* _Required work_
Tally the lines that hold the word "Commerce" and reply with that figure only.

* _Material to process_
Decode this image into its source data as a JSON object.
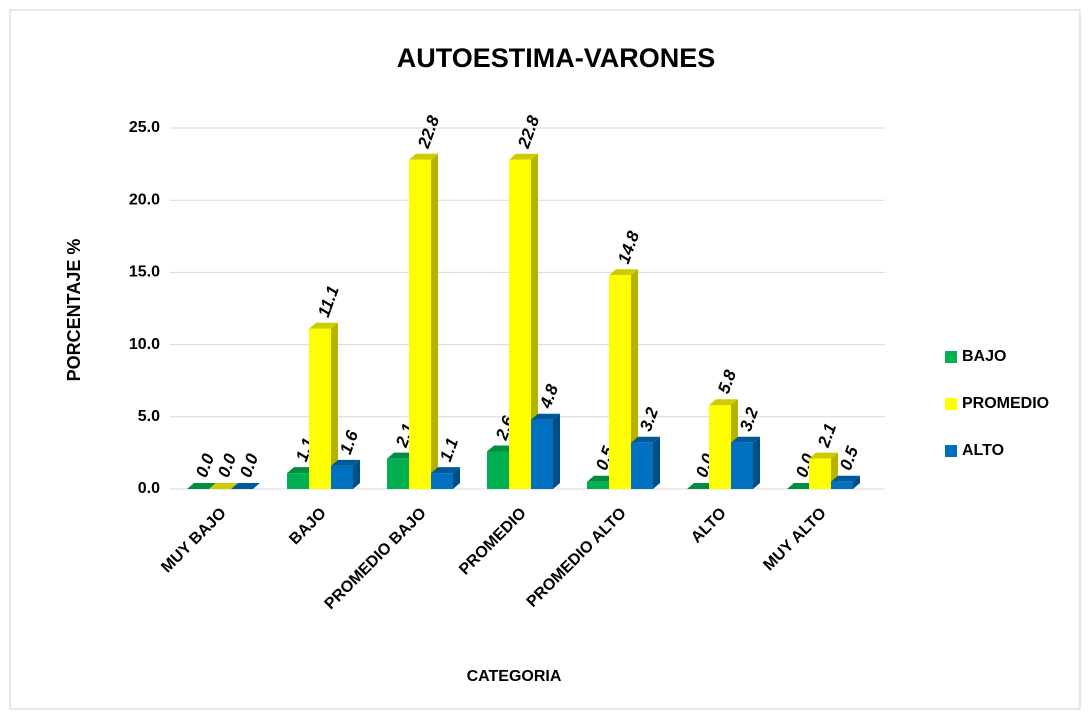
{
  "chart_data": {
    "type": "bar3d",
    "title": "AUTOESTIMA-VARONES",
    "x_label": "CATEGORIA",
    "y_label": "PORCENTAJE %",
    "categories": [
      "MUY BAJO",
      "BAJO",
      "PROMEDIO BAJO",
      "PROMEDIO",
      "PROMEDIO ALTO",
      "ALTO",
      "MUY ALTO"
    ],
    "series": [
      {
        "name": "BAJO",
        "color": "#00b050",
        "values": [
          0.0,
          1.1,
          2.1,
          2.6,
          0.5,
          0.0,
          0.0
        ],
        "value_labels": [
          "0.0",
          "1.1",
          "2.1",
          "2.6",
          "0.5",
          "0.0",
          "0.0"
        ]
      },
      {
        "name": "PROMEDIO",
        "color": "#ffff00",
        "values": [
          0.0,
          11.1,
          22.8,
          22.8,
          14.8,
          5.8,
          2.1
        ],
        "value_labels": [
          "0.0",
          "11.1",
          "22.8",
          "22.8",
          "14.8",
          "5.8",
          "2.1"
        ]
      },
      {
        "name": "ALTO",
        "color": "#0070c0",
        "values": [
          0.0,
          1.6,
          1.1,
          4.8,
          3.2,
          3.2,
          0.5
        ],
        "value_labels": [
          "0.0",
          "1.6",
          "1.1",
          "4.8",
          "3.2",
          "3.2",
          "0.5"
        ]
      }
    ],
    "ylim": [
      0,
      25
    ],
    "yticks": [
      {
        "value": 0,
        "label": "0.0"
      },
      {
        "value": 5,
        "label": "5.0"
      },
      {
        "value": 10,
        "label": "10.0"
      },
      {
        "value": 15,
        "label": "15.0"
      },
      {
        "value": 20,
        "label": "20.0"
      },
      {
        "value": 25,
        "label": "25.0"
      }
    ],
    "grid": true,
    "legend": "right"
  }
}
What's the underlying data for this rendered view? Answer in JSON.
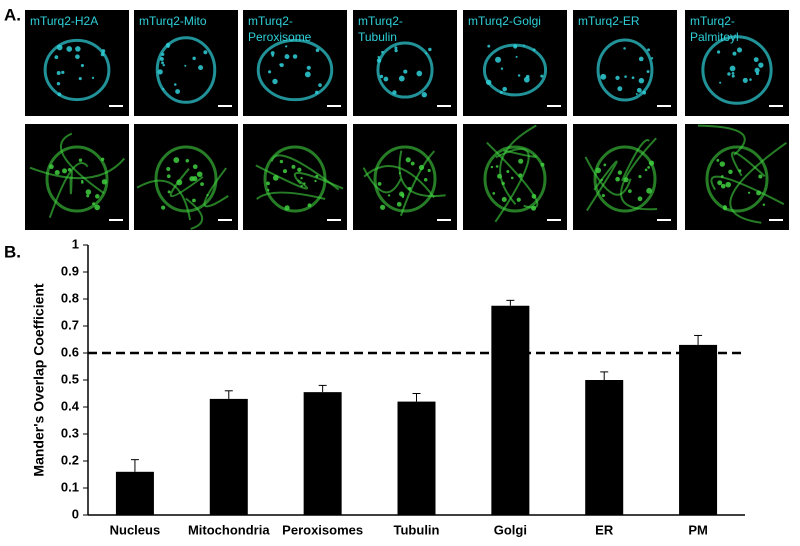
{
  "panel_a_label": "A.",
  "panel_b_label": "B.",
  "images": [
    {
      "label": [
        "mTurq2-H2A"
      ]
    },
    {
      "label": [
        "mTurq2-Mito"
      ]
    },
    {
      "label": [
        "mTurq2-",
        "Peroxisome"
      ]
    },
    {
      "label": [
        "mTurq2-",
        "Tubulin"
      ]
    },
    {
      "label": [
        "mTurq2-Golgi"
      ]
    },
    {
      "label": [
        "mTurq2-ER"
      ]
    },
    {
      "label": [
        "mTurq2-",
        "Palmitoyl"
      ]
    }
  ],
  "chart_data": {
    "type": "bar",
    "ylabel": "Mander's Overlap Coefficient",
    "categories": [
      "Nucleus",
      "Mitochondria",
      "Peroxisomes",
      "Tubulin",
      "Golgi",
      "ER",
      "PM"
    ],
    "values": [
      0.16,
      0.43,
      0.455,
      0.42,
      0.775,
      0.5,
      0.63
    ],
    "errors": [
      0.045,
      0.03,
      0.025,
      0.03,
      0.02,
      0.03,
      0.035
    ],
    "color": "#000000",
    "threshold": 0.6,
    "ylim": [
      0,
      1
    ],
    "yticks": [
      0,
      0.1,
      0.2,
      0.3,
      0.4,
      0.5,
      0.6,
      0.7,
      0.8,
      0.9,
      1
    ],
    "grid": false
  }
}
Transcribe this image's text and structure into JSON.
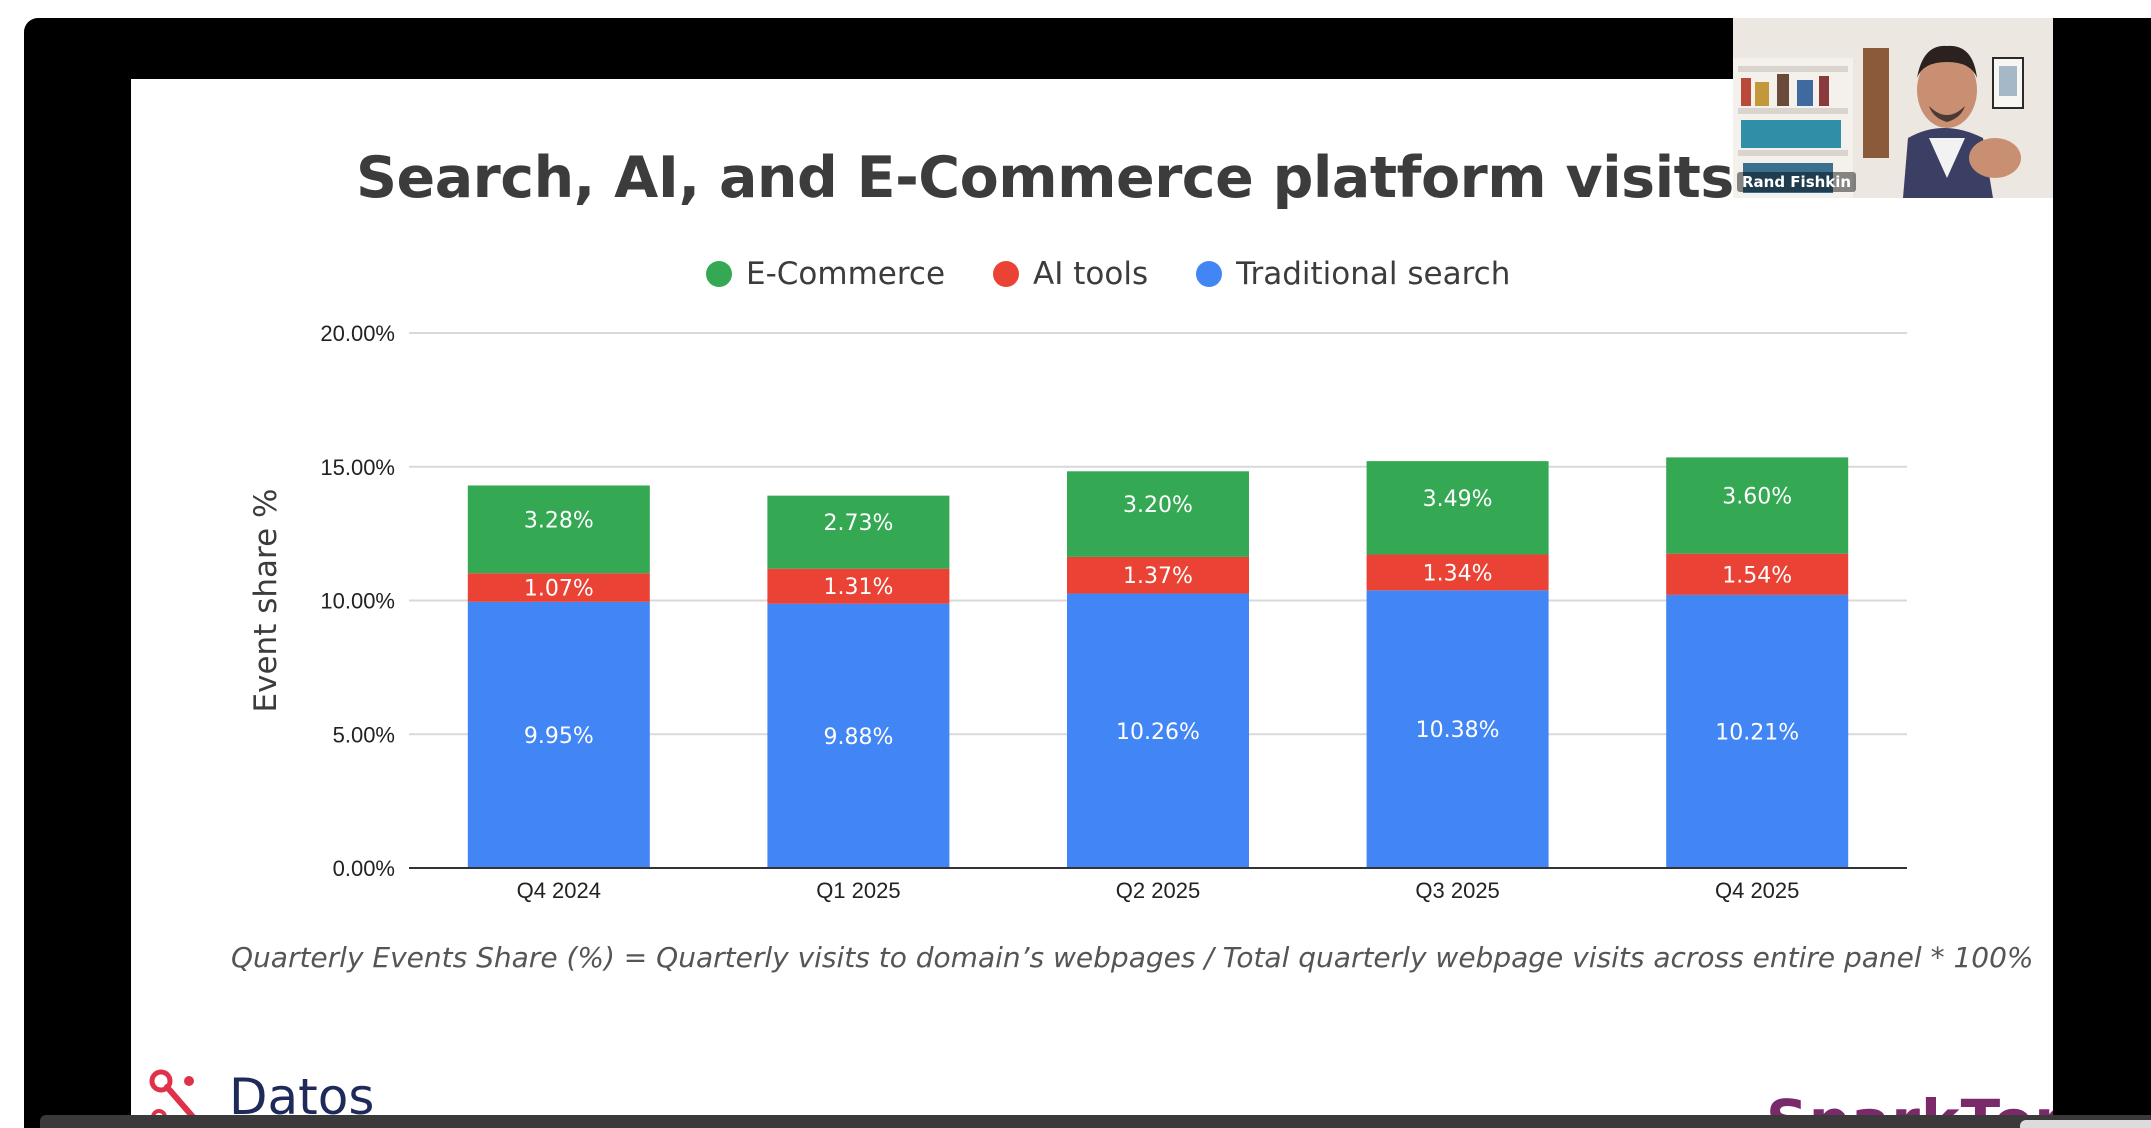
{
  "slide": {
    "title": "Search, AI, and E-Commerce platform visits in the US",
    "formula": "Quarterly Events Share (%) = Quarterly visits to domain’s webpages / Total quarterly webpage visits across entire panel * 100%",
    "brand_left": "Datos",
    "brand_right": "SparkToro"
  },
  "legend": [
    {
      "label": "E-Commerce",
      "color": "#34a853"
    },
    {
      "label": "AI tools",
      "color": "#ea4335"
    },
    {
      "label": "Traditional search",
      "color": "#4285f4"
    }
  ],
  "webcam": {
    "participant_name": "Rand Fishkin"
  },
  "chart_data": {
    "type": "bar",
    "stacked": true,
    "categories": [
      "Q4 2024",
      "Q1 2025",
      "Q2 2025",
      "Q3 2025",
      "Q4 2025"
    ],
    "series": [
      {
        "name": "Traditional search",
        "color": "#4285f4",
        "values": [
          9.95,
          9.88,
          10.26,
          10.38,
          10.21
        ],
        "labels": [
          "9.95%",
          "9.88%",
          "10.26%",
          "10.38%",
          "10.21%"
        ]
      },
      {
        "name": "AI tools",
        "color": "#ea4335",
        "values": [
          1.07,
          1.31,
          1.37,
          1.34,
          1.54
        ],
        "labels": [
          "1.07%",
          "1.31%",
          "1.37%",
          "1.34%",
          "1.54%"
        ]
      },
      {
        "name": "E-Commerce",
        "color": "#34a853",
        "values": [
          3.28,
          2.73,
          3.2,
          3.49,
          3.6
        ],
        "labels": [
          "3.28%",
          "2.73%",
          "3.20%",
          "3.49%",
          "3.60%"
        ]
      }
    ],
    "ylabel": "Event share %",
    "xlabel": "",
    "ylim": [
      0,
      20
    ],
    "yticks": [
      0,
      5,
      10,
      15,
      20
    ],
    "ytick_labels": [
      "0.00%",
      "5.00%",
      "10.00%",
      "15.00%",
      "20.00%"
    ],
    "grid": true,
    "legend_position": "top"
  }
}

* _Expected output_
3